'''
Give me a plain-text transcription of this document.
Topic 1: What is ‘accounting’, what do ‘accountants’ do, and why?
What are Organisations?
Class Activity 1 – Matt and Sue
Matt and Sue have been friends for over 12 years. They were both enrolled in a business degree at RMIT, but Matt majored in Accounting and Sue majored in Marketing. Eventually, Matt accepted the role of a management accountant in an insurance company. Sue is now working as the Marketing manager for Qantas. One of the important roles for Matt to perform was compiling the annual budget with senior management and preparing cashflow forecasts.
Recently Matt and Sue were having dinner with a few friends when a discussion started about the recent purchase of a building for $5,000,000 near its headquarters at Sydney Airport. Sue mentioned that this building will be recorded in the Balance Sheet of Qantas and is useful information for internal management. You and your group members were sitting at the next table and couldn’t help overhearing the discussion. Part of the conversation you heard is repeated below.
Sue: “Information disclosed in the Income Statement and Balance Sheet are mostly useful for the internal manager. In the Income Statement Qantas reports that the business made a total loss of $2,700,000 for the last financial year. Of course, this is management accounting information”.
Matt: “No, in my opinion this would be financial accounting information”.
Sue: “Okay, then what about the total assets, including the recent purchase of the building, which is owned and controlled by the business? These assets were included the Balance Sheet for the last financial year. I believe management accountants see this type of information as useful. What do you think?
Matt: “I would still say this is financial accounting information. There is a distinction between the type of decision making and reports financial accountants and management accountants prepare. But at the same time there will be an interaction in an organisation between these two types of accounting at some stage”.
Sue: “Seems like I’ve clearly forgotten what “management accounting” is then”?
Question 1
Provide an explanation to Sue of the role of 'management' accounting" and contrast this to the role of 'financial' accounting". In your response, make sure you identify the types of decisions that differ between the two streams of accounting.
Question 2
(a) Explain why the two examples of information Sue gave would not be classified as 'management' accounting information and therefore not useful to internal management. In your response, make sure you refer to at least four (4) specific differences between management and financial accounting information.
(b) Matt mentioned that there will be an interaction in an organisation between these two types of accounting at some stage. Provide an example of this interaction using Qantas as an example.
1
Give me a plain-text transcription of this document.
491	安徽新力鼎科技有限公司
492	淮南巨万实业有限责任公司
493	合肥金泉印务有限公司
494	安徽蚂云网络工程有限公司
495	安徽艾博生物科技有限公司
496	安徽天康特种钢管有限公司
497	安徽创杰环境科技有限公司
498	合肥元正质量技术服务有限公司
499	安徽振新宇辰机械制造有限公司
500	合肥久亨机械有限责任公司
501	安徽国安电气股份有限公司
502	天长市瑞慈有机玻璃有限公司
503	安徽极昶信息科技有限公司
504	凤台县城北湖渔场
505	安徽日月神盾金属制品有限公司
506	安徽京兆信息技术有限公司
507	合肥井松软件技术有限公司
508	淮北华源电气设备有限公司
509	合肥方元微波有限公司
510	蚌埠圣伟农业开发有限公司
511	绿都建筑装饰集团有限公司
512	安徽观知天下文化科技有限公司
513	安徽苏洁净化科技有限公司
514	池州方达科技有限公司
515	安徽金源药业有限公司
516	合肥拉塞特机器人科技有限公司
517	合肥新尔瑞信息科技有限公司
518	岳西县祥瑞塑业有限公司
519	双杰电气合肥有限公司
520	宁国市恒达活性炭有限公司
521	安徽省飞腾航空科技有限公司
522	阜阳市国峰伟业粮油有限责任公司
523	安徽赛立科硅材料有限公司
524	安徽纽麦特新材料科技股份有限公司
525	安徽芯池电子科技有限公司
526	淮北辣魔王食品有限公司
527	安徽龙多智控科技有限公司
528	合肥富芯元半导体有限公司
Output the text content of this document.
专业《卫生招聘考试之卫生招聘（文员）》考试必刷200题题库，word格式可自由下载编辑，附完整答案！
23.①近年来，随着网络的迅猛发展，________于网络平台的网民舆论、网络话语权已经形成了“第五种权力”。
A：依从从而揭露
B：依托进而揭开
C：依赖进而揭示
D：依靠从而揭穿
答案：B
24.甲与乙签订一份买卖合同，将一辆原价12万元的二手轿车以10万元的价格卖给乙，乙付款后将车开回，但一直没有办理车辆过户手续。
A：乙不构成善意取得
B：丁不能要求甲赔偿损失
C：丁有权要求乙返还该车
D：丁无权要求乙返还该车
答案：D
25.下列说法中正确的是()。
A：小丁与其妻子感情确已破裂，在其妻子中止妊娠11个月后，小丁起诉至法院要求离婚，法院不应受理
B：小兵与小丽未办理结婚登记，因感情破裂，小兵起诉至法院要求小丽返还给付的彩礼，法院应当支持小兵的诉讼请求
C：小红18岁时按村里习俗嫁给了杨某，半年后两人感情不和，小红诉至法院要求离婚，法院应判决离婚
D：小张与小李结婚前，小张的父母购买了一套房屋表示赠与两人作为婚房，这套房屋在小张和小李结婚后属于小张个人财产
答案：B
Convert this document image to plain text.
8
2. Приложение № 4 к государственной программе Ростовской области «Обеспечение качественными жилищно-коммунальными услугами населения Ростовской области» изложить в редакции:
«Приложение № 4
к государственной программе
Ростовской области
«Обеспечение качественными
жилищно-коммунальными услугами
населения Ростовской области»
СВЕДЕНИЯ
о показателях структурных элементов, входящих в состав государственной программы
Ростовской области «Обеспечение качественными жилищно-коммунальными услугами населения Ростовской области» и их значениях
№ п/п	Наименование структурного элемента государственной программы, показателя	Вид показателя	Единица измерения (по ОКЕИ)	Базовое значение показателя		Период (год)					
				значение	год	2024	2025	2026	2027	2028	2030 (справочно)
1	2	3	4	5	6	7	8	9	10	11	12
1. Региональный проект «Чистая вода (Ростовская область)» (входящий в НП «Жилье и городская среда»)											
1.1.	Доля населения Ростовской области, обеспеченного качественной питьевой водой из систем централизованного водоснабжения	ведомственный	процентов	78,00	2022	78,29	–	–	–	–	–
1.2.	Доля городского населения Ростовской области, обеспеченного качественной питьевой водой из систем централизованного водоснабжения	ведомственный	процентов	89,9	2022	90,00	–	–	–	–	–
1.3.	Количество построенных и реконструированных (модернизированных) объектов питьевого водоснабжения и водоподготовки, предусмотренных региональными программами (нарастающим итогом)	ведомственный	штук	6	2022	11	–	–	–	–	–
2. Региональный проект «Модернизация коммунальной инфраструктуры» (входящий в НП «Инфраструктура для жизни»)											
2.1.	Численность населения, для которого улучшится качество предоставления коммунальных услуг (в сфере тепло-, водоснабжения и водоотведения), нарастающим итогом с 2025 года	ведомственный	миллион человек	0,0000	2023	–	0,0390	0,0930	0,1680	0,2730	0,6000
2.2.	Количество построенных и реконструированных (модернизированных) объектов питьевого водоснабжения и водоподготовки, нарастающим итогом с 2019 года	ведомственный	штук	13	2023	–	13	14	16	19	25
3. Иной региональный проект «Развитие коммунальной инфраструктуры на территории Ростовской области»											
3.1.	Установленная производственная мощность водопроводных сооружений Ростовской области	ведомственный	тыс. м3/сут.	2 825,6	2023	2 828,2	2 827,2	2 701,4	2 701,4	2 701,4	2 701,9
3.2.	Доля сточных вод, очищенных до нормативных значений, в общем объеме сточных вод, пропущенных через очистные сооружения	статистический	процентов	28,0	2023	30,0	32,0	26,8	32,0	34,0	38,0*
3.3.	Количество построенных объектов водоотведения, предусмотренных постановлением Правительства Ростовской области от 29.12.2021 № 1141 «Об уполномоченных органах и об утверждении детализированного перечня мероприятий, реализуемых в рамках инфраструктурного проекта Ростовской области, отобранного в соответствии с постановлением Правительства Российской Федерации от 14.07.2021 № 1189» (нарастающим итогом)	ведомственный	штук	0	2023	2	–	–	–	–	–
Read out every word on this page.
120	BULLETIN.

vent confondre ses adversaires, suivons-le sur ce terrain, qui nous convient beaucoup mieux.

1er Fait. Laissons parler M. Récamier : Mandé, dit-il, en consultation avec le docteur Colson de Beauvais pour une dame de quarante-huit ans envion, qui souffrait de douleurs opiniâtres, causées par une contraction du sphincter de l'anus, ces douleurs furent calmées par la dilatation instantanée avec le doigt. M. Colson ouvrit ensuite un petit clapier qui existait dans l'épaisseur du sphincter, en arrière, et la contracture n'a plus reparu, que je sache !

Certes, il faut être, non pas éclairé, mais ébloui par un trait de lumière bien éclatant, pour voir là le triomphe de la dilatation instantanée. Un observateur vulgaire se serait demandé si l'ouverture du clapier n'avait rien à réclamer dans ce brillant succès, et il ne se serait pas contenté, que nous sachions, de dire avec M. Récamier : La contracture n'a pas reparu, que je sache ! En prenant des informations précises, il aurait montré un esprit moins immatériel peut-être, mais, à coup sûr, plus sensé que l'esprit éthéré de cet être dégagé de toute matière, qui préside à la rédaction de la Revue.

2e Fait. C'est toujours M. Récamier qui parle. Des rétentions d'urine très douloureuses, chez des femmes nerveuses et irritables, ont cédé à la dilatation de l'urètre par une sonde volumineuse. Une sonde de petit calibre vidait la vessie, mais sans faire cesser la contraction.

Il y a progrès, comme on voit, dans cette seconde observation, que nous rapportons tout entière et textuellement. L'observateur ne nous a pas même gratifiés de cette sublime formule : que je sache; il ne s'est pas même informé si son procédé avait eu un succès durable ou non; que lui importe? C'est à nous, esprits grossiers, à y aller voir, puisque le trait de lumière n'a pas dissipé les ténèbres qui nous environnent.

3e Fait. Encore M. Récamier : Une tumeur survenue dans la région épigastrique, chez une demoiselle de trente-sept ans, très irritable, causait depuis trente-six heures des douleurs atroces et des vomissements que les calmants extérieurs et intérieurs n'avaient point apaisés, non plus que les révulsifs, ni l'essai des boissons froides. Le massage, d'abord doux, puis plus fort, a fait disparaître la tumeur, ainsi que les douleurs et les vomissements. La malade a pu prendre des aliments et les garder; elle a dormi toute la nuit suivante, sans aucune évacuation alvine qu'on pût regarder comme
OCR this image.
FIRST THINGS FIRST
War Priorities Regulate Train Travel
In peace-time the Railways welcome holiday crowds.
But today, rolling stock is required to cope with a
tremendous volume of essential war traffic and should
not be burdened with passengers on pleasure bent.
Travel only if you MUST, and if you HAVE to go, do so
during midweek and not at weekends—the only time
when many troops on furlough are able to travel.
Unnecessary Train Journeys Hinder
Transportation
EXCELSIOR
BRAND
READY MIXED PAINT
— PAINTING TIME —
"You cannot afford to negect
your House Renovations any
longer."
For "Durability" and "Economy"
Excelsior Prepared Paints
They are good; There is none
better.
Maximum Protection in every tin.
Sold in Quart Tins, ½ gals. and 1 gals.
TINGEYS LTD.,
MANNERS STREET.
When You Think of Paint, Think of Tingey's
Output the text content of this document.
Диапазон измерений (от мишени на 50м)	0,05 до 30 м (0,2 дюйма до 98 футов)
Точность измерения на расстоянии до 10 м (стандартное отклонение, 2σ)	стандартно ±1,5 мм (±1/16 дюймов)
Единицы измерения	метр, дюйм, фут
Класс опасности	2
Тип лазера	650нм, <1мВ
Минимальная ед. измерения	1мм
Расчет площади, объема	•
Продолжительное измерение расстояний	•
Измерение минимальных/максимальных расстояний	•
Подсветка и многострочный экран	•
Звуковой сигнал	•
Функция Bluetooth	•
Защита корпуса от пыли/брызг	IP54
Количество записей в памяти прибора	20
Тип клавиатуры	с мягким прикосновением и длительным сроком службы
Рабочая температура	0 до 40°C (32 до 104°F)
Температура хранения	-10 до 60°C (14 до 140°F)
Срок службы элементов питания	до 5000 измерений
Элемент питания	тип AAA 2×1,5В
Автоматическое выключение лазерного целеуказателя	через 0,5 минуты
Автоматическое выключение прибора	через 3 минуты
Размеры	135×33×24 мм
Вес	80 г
'''
> **Short problem**
Gather all the lines that include the word "Автоматическое" and copy them out.

> **Problem solution**
Автоматическое выключение лазерного целеуказателя	через 0,5 минуты
Автоматическое выключение прибора	через 3 минуты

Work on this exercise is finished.